--- DATA SUPPLIED ---

- - - - -

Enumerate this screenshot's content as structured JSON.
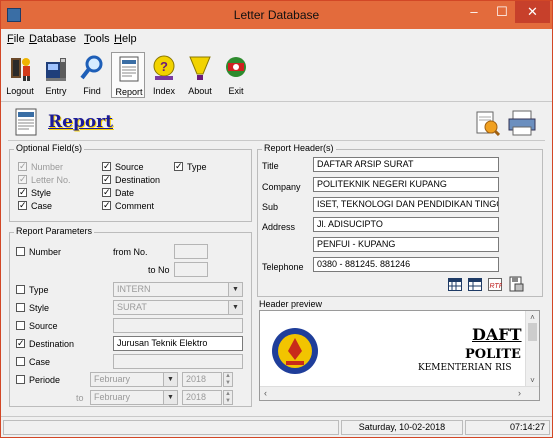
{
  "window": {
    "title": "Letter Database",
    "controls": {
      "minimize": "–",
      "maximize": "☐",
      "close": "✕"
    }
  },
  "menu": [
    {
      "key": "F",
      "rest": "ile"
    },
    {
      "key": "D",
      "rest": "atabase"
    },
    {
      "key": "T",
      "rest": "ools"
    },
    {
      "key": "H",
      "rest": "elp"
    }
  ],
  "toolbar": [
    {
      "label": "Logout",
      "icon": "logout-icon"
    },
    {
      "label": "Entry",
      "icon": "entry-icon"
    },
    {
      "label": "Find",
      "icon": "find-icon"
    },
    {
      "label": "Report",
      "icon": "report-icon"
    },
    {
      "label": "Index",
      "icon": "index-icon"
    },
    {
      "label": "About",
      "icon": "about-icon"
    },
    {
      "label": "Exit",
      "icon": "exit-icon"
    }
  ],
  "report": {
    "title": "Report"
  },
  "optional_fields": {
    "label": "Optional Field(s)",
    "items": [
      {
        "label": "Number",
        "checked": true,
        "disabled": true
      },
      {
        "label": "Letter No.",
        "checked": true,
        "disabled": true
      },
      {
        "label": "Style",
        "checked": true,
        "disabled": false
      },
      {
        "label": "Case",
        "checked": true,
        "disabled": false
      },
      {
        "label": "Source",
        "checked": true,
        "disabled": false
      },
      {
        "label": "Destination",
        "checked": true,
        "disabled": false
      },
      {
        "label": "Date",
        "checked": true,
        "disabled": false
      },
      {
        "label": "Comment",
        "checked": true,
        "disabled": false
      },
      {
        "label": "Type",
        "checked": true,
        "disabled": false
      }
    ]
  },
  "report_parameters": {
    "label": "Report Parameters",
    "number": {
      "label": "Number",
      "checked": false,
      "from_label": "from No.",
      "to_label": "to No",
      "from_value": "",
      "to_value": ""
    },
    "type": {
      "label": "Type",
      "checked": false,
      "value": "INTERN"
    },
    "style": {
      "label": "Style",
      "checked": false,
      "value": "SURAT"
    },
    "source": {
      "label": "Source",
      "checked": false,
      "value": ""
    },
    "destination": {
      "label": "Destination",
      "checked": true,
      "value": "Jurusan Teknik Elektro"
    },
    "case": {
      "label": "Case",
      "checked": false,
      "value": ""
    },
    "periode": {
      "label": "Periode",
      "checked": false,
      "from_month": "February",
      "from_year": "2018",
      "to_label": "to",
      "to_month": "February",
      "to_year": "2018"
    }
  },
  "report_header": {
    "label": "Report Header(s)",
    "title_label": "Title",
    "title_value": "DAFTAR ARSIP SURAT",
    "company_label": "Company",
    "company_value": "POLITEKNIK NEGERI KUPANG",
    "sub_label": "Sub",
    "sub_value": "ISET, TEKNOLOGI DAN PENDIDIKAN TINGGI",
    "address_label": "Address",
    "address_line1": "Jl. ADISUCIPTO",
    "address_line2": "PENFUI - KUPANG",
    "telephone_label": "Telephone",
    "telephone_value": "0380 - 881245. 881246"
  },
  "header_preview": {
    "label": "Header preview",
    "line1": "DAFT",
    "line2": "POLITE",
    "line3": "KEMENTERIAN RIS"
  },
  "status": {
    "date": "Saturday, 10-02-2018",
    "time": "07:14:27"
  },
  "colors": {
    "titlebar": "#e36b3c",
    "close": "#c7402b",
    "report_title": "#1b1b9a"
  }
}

- - - - -

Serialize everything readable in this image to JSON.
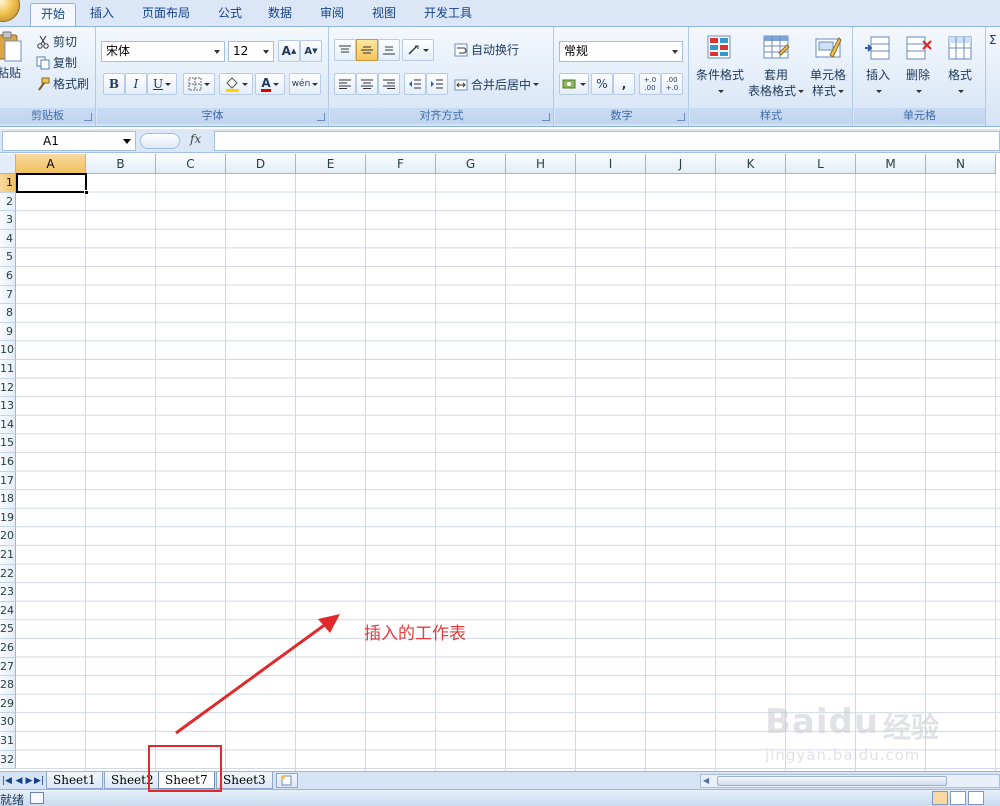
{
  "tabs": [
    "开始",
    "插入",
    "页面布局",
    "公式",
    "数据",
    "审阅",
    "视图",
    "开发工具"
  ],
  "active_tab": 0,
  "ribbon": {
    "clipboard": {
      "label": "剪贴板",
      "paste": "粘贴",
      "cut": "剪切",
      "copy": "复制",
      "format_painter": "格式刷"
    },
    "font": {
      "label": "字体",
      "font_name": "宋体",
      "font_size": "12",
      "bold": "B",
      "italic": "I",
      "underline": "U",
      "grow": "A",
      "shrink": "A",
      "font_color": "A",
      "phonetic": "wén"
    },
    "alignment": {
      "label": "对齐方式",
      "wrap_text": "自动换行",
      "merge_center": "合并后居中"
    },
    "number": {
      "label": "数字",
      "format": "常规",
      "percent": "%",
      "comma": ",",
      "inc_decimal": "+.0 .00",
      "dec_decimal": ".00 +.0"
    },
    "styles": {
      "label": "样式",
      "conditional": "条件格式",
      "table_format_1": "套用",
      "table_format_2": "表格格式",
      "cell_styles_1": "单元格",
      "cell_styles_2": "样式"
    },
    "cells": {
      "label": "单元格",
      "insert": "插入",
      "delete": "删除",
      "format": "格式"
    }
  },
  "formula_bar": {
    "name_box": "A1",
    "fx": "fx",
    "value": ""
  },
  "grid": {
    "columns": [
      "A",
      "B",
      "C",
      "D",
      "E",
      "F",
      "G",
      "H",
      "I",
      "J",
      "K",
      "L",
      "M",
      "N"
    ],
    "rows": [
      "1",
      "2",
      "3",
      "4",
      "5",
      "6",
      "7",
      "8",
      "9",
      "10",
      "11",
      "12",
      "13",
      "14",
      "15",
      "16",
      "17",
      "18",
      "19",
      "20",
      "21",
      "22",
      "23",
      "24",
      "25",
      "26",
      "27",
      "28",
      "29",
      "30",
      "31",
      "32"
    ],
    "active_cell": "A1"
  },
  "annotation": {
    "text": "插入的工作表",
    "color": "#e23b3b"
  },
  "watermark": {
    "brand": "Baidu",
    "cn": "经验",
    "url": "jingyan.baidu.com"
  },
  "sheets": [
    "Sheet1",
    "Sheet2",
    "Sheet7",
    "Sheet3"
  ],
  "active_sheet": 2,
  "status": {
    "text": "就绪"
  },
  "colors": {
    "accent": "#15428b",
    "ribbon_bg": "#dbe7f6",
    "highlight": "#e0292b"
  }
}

- - - - -

--- EXERCISE PROMPT ---
List each line in the listing that contains the string "this".

--- RESPONSE ---
Enumerate this screenshot's content as structured JSON.
Serialize everything readable in this image to JSON.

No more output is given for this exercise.